(Records about charts and figures)

==*==

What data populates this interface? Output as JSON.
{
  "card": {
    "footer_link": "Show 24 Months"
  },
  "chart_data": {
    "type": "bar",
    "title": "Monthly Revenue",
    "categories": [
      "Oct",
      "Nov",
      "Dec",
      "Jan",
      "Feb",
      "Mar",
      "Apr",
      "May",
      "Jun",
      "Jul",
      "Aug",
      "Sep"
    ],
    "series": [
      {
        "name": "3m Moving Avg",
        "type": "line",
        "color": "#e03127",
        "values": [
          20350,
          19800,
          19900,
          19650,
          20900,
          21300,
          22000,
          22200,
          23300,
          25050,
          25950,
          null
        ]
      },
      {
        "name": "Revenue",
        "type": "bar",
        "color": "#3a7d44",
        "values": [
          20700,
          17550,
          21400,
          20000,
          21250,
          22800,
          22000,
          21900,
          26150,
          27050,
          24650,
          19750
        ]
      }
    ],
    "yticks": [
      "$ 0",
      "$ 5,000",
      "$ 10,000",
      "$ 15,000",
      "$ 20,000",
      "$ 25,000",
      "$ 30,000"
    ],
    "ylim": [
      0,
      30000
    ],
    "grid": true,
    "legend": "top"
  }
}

==*==

**Exercise requirements:**
Filter the records for lines holding the string "Revenue". Copy each one.

**Complete output:**
    "title": "Monthly Revenue",
        "name": "Revenue",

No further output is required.